═════ Stored rows

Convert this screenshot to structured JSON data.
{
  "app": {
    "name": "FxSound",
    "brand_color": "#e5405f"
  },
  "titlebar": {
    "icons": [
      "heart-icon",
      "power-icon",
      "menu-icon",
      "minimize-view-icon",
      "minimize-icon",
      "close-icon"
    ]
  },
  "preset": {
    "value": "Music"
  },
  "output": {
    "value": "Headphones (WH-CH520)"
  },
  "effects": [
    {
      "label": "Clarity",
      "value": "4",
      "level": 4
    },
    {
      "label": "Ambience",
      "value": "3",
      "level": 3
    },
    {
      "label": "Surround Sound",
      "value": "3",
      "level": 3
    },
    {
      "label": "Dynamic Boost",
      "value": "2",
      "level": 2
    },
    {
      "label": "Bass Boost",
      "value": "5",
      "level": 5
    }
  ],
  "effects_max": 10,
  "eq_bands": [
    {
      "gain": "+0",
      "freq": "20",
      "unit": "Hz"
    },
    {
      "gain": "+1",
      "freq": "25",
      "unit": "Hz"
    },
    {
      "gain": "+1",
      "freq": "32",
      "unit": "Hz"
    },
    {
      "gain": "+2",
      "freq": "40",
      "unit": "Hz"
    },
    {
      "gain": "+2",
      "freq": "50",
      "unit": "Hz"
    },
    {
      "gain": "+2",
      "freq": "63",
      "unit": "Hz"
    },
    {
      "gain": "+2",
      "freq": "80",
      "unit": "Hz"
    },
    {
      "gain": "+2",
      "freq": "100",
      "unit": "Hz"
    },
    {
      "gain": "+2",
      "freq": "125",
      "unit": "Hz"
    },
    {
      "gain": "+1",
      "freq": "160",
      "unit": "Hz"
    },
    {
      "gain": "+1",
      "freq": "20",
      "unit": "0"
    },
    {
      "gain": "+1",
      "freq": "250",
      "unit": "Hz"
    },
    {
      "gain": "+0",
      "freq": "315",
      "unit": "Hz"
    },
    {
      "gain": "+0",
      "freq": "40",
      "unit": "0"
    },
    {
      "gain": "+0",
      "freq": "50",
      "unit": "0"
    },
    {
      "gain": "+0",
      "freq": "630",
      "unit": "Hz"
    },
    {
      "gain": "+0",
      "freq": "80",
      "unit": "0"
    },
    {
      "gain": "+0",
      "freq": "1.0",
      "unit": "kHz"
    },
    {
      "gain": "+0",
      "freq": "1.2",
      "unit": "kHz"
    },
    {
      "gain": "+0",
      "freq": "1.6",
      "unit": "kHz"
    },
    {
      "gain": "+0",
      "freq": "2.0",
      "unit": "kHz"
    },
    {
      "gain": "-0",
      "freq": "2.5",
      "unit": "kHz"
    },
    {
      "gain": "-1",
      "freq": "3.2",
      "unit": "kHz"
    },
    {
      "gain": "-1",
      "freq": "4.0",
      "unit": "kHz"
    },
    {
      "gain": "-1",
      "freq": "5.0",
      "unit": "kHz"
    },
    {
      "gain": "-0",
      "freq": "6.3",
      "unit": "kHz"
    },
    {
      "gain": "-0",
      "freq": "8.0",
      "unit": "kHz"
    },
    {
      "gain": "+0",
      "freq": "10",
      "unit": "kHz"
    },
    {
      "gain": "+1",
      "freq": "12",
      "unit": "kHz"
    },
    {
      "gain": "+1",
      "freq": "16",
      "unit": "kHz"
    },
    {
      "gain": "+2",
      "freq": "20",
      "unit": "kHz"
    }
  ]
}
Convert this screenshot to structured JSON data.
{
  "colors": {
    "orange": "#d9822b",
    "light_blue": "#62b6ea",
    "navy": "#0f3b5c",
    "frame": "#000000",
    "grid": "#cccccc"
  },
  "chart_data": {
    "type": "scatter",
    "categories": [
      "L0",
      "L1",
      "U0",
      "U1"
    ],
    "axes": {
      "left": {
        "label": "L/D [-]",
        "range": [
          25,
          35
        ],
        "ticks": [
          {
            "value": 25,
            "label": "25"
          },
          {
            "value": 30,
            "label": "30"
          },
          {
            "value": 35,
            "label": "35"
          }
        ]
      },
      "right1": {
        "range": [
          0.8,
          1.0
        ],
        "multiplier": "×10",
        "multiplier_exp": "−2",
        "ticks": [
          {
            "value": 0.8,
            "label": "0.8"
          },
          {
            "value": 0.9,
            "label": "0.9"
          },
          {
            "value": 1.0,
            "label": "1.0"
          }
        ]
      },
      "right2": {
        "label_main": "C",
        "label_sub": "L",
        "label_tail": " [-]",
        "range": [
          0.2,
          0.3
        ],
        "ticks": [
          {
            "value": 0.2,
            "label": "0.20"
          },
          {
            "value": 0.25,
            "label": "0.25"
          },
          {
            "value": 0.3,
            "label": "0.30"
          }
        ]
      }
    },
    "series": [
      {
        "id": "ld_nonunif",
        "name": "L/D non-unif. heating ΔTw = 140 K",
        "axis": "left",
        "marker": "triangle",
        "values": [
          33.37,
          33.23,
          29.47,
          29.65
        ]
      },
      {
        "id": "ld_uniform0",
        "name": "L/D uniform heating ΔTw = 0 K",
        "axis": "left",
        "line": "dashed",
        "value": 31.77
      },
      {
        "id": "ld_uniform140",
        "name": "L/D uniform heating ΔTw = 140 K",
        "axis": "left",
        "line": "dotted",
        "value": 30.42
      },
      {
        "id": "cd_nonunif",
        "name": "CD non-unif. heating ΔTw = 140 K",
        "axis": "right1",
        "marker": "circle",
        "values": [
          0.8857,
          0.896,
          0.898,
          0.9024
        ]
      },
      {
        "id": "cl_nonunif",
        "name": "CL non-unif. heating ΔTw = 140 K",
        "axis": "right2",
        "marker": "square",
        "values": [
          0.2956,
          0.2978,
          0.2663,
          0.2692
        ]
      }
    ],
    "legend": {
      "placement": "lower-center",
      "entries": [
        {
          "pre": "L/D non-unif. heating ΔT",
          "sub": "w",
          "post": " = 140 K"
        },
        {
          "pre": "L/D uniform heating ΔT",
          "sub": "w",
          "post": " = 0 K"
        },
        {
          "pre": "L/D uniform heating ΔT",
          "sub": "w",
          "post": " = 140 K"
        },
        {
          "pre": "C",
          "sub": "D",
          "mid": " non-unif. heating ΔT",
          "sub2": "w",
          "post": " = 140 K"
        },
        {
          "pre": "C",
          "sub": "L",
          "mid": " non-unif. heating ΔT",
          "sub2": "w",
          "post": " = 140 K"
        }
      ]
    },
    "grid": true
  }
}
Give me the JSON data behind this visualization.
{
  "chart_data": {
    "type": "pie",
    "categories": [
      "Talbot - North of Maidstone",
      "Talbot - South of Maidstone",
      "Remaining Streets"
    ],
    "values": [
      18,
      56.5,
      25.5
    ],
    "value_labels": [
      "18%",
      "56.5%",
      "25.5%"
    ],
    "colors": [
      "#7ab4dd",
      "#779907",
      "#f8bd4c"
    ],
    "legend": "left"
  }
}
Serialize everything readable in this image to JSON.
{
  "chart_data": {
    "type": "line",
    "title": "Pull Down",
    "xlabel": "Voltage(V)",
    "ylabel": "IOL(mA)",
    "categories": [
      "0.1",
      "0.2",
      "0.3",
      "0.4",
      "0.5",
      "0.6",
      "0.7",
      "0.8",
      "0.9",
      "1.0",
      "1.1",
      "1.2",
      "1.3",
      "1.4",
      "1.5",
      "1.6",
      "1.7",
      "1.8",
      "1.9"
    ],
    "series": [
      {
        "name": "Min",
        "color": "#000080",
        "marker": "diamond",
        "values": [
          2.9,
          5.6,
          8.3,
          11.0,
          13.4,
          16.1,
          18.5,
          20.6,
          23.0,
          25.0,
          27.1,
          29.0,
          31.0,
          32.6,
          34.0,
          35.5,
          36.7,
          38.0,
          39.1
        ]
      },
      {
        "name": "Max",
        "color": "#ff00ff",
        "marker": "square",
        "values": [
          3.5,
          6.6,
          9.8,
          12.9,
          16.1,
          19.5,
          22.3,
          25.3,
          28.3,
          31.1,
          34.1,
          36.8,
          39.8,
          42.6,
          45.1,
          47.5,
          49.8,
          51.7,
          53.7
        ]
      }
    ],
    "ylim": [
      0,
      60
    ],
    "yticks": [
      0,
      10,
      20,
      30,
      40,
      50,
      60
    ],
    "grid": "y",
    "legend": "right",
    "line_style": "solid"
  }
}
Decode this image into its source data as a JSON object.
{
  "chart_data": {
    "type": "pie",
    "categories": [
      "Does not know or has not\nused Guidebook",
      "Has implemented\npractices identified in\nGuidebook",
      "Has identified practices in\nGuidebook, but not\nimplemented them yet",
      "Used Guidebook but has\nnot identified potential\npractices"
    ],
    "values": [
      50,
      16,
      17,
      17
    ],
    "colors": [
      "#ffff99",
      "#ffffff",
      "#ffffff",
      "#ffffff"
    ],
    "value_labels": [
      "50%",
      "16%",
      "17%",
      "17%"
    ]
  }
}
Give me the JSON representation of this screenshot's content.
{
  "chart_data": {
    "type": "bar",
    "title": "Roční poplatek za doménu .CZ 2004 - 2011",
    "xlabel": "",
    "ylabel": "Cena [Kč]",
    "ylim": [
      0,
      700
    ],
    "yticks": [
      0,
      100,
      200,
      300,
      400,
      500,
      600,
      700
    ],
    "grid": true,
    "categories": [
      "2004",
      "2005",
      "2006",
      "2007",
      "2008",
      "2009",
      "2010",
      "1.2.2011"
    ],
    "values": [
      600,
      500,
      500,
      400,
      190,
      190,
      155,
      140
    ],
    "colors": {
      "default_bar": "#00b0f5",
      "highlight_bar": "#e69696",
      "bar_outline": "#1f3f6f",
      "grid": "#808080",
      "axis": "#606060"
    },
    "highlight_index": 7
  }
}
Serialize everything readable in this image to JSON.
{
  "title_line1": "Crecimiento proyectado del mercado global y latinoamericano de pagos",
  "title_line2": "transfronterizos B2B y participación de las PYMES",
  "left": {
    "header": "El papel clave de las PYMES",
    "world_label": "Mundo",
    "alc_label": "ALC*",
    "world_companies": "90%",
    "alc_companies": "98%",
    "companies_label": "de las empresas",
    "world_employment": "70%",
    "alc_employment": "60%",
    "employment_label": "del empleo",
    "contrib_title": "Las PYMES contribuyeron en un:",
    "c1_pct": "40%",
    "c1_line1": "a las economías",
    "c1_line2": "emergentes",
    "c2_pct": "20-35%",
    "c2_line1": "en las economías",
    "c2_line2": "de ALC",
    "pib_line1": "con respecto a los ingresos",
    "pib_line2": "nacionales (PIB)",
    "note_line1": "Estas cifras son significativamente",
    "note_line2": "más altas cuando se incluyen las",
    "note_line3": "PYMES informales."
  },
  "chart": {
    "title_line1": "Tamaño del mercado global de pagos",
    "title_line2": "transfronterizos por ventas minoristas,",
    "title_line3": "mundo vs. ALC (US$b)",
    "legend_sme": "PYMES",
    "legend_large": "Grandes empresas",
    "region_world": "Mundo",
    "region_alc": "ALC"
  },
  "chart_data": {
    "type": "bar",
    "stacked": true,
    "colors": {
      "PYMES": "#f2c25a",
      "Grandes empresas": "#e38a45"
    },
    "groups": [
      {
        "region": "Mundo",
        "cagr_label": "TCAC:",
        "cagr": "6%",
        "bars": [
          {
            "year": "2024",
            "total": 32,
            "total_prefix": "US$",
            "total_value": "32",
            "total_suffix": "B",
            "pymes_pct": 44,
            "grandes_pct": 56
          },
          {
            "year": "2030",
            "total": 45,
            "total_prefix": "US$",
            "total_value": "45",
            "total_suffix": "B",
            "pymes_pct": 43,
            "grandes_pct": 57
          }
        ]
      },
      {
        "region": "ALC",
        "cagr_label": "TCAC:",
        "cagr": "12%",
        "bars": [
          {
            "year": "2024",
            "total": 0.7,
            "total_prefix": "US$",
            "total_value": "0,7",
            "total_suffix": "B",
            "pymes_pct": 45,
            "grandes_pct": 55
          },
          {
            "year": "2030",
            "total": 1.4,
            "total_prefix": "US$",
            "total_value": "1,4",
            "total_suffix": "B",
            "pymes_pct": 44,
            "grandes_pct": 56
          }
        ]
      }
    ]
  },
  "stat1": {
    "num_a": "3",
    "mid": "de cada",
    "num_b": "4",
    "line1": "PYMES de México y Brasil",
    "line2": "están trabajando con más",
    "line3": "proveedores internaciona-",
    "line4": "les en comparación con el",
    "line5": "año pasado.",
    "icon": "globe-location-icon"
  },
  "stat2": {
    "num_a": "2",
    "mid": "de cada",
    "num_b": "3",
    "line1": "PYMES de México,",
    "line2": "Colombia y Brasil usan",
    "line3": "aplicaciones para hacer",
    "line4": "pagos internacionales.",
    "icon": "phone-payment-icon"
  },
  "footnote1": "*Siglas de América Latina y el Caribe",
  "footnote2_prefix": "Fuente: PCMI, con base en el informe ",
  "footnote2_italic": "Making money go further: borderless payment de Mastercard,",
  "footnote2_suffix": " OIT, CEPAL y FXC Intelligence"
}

══════════

Task goal: Search the records for the word "Maidstone". Copy every line that has it.

Result below:
      "Talbot - North of Maidstone",
      "Talbot - South of Maidstone",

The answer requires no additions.